## EXERCISE DESCRIPTION
Each record below should appear again exactly as written.

+ + + +

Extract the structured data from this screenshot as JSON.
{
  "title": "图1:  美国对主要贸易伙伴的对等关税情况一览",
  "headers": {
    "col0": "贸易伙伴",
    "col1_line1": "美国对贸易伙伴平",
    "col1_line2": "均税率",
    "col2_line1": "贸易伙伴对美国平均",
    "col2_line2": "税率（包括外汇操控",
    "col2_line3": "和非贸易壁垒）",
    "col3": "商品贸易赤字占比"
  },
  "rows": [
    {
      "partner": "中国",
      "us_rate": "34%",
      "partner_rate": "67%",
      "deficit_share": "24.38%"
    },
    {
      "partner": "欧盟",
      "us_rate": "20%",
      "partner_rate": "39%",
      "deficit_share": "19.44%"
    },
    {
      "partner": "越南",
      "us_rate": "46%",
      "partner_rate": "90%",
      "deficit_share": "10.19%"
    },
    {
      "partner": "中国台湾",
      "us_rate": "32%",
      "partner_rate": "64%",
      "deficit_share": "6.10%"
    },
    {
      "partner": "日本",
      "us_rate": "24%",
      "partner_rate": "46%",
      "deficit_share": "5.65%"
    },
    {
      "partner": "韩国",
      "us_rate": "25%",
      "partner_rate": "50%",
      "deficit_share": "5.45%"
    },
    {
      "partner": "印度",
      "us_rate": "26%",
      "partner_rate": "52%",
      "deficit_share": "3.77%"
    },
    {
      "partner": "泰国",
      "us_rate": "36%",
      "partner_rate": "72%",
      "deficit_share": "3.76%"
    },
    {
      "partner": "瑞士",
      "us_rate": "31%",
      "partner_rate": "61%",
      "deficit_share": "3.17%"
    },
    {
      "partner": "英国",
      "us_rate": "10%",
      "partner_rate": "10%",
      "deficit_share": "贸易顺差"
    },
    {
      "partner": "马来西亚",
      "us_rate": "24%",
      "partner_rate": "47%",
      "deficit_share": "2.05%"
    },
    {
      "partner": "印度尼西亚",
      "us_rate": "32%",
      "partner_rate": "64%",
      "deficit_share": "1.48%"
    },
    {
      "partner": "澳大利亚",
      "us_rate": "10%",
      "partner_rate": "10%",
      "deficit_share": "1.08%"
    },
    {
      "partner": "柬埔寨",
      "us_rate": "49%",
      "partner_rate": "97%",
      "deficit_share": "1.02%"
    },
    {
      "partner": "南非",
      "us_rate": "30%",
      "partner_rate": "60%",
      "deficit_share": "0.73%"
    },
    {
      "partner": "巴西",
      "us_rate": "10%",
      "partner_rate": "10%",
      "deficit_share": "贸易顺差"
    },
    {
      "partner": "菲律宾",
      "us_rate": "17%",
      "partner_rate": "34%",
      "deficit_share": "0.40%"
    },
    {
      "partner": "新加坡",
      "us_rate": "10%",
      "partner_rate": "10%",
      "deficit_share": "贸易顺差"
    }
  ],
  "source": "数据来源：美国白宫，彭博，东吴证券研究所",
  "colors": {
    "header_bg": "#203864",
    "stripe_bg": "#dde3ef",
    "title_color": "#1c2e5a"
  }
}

+ + + +

## WRITTEN ANSWER
Extract the structured data from this screenshot as JSON.
{
  "title": "图1:  美国对主要贸易伙伴的对等关税情况一览",
  "headers": {
    "col0": "贸易伙伴",
    "col1_line1": "美国对贸易伙伴平",
    "col1_line2": "均税率",
    "col2_line1": "贸易伙伴对美国平均",
    "col2_line2": "税率（包括外汇操控",
    "col2_line3": "和非贸易壁垒）",
    "col3": "商品贸易赤字占比"
  },
  "rows": [
    {
      "partner": "中国",
      "us_rate": "34%",
      "partner_rate": "67%",
      "deficit_share": "24.38%"
    },
    {
      "partner": "欧盟",
      "us_rate": "20%",
      "partner_rate": "39%",
      "deficit_share": "19.44%"
    },
    {
      "partner": "越南",
      "us_rate": "46%",
      "partner_rate": "90%",
      "deficit_share": "10.19%"
    },
    {
      "partner": "中国台湾",
      "us_rate": "32%",
      "partner_rate": "64%",
      "deficit_share": "6.10%"
    },
    {
      "partner": "日本",
      "us_rate": "24%",
      "partner_rate": "46%",
      "deficit_share": "5.65%"
    },
    {
      "partner": "韩国",
      "us_rate": "25%",
      "partner_rate": "50%",
      "deficit_share": "5.45%"
    },
    {
      "partner": "印度",
      "us_rate": "26%",
      "partner_rate": "52%",
      "deficit_share": "3.77%"
    },
    {
      "partner": "泰国",
      "us_rate": "36%",
      "partner_rate": "72%",
      "deficit_share": "3.76%"
    },
    {
      "partner": "瑞士",
      "us_rate": "31%",
      "partner_rate": "61%",
      "deficit_share": "3.17%"
    },
    {
      "partner": "英国",
      "us_rate": "10%",
      "partner_rate": "10%",
      "deficit_share": "贸易顺差"
    },
    {
      "partner": "马来西亚",
      "us_rate": "24%",
      "partner_rate": "47%",
      "deficit_share": "2.05%"
    },
    {
      "partner": "印度尼西亚",
      "us_rate": "32%",
      "partner_rate": "64%",
      "deficit_share": "1.48%"
    },
    {
      "partner": "澳大利亚",
      "us_rate": "10%",
      "partner_rate": "10%",
      "deficit_share": "1.08%"
    },
    {
      "partner": "柬埔寨",
      "us_rate": "49%",
      "partner_rate": "97%",
      "deficit_share": "1.02%"
    },
    {
      "partner": "南非",
      "us_rate": "30%",
      "partner_rate": "60%",
      "deficit_share": "0.73%"
    },
    {
      "partner": "巴西",
      "us_rate": "10%",
      "partner_rate": "10%",
      "deficit_share": "贸易顺差"
    },
    {
      "partner": "菲律宾",
      "us_rate": "17%",
      "partner_rate": "34%",
      "deficit_share": "0.40%"
    },
    {
      "partner": "新加坡",
      "us_rate": "10%",
      "partner_rate": "10%",
      "deficit_share": "贸易顺差"
    }
  ],
  "source": "数据来源：美国白宫，彭博，东吴证券研究所",
  "colors": {
    "header_bg": "#203864",
    "stripe_bg": "#dde3ef",
    "title_color": "#1c2e5a"
  }
}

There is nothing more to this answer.